* _Wat je doet_
[1] Schrijf uit de tekst over de Teevendeal letterlijk het stuk over, beginnend bij "4.710.627 gulden en" en eindigend bij "de deal onthult.".
[2] Klopt elke bewering met de tekst over de Teevendeal? Antwoord per bewering met ja of nee en citeer de woorden uit de tekst die de doorslag geven.
(a) Nieuwsuur maakt op 4 maart 2015 het exacte bedrag van de Teevendeal bekend.
(b) De inzending gaat over de onthulling van de deal zelf.
(c) De eerste uitzending was op 11 maart 2014.
[3] Voor welke prijs zette Bas Haan volgens de tekst over de Teevendeal zijn werkwijze op papier?

* _Aangehaalde tekst_
↓↓↓
Nieuwsuur-journalist Bas Haan zette zijn werkwijze op zoek naar het 'bonnetje van de Teevendeal' op papier voor de 'De Loep', een prijs van de Vereniging van Onderzoeksjournalisten VVOJ. Het stuk, geschreven als openbaar stuk, heeft Nieuwsuur ter info aan de commissie-Oosting gegeven, samen met enkele andere eerder gepubliceerde stukken. Hieronder de tekst.
4.710.627 gulden en 18 cent, dat is het exacte bedrag van de Teevendeal dat Nieuwsuur op 4 maart 2015 onthult. Het zet de val in van minister Opstelten en staatssecretaris Teeven vijf dagen later. En daarmee komt een eind aan de affaire die een jaar eerder begint als Nieuwsuur de deal onthult.
Deze inzending gaat niet over de onthulling van de deal zelf, maar over de onthulling van de exacte details van de Teevendeal, op basis van documenten en bronnen afkomstig van 'justitie' (zowel van het departement van Veiligheid & Justitie, als van het Openbaar Ministerie). Om dat verhaal te vertellen, is het nodig terug te gaan naar de eerste uitzending van een jaar daarvoor, op 11 maart 2014.
↑↑↑
* _Getoond materiaal_
↓↓↓
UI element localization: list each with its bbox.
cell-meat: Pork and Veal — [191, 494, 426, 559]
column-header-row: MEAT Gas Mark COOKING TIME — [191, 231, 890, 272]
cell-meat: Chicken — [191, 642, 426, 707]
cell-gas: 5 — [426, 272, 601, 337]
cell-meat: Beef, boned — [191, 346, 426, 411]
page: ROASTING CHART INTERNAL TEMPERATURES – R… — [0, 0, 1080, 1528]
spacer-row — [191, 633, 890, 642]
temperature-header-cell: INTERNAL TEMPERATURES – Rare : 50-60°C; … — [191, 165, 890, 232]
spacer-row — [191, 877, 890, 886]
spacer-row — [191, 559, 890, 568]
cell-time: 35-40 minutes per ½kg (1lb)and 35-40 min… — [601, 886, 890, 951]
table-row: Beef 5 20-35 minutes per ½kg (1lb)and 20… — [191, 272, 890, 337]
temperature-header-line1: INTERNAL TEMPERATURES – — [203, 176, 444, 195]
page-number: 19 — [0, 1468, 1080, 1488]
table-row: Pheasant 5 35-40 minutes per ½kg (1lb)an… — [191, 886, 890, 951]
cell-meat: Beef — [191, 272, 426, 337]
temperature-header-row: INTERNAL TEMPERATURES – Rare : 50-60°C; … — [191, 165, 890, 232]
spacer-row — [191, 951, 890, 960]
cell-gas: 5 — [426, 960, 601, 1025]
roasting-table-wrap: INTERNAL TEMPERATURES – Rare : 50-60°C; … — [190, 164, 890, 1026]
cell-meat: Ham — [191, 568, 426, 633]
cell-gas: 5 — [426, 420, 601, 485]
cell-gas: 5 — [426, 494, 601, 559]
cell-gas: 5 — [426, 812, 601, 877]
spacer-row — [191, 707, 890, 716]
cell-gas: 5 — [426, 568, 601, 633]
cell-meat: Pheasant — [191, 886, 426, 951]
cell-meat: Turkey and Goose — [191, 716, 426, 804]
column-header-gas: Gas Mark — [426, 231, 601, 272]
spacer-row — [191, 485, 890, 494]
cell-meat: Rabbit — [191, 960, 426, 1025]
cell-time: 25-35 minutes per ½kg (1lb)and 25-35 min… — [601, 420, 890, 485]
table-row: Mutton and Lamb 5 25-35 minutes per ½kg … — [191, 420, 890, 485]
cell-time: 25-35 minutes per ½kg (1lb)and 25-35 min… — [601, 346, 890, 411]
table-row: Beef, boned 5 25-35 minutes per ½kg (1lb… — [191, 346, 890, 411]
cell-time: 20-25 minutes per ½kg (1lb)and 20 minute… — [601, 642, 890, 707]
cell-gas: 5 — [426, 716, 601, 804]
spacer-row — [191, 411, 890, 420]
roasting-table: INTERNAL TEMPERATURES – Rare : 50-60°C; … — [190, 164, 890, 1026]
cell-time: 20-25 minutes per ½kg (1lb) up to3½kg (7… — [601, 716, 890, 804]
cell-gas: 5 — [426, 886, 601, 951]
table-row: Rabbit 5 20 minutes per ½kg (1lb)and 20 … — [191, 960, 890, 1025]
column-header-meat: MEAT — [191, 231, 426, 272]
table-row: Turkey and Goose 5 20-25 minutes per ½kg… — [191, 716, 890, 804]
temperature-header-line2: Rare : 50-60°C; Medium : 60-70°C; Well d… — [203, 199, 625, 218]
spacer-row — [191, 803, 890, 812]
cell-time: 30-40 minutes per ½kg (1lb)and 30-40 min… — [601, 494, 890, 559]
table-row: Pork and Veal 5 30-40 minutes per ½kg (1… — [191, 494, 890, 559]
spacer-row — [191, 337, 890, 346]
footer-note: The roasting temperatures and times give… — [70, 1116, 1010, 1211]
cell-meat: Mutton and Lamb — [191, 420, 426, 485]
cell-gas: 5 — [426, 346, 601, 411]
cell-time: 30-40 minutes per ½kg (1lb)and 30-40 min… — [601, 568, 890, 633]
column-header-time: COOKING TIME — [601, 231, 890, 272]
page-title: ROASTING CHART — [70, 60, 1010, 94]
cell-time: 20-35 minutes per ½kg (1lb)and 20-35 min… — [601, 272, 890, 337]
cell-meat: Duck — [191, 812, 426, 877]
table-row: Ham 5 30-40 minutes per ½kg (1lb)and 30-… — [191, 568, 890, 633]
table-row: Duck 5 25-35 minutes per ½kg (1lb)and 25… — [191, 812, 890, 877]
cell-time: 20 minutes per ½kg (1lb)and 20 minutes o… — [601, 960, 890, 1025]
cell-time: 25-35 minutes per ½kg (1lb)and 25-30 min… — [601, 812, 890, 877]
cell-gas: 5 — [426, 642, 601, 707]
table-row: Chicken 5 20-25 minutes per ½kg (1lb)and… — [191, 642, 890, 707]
↑↑↑
* _Uitkomsten_
[1]
4.710.627 gulden en 18 cent, dat is het exacte bedrag van de Teevendeal dat Nieuwsuur op 4 maart 2015 onthult. Het zet de val in van minister Opstelten en staatssecretaris Teeven vijf dagen later. En daarmee komt een eind aan de affaire die een jaar eerder begint als Nieuwsuur de deal onthult.

[2]
(a) Ja: "4.710.627 gulden en 18 cent, dat is het exacte bedrag van de Teevendeal dat Nieuwsuur op 4 maart 2015 onthult."
(b) Nee: "Deze inzending gaat niet over de onthulling van de deal zelf"
(c) Ja: "de eerste uitzending van een jaar daarvoor, op 11 maart 2014"

[3] Voor 'De Loep', een prijs van de Vereniging van Onderzoeksjournalisten VVOJ.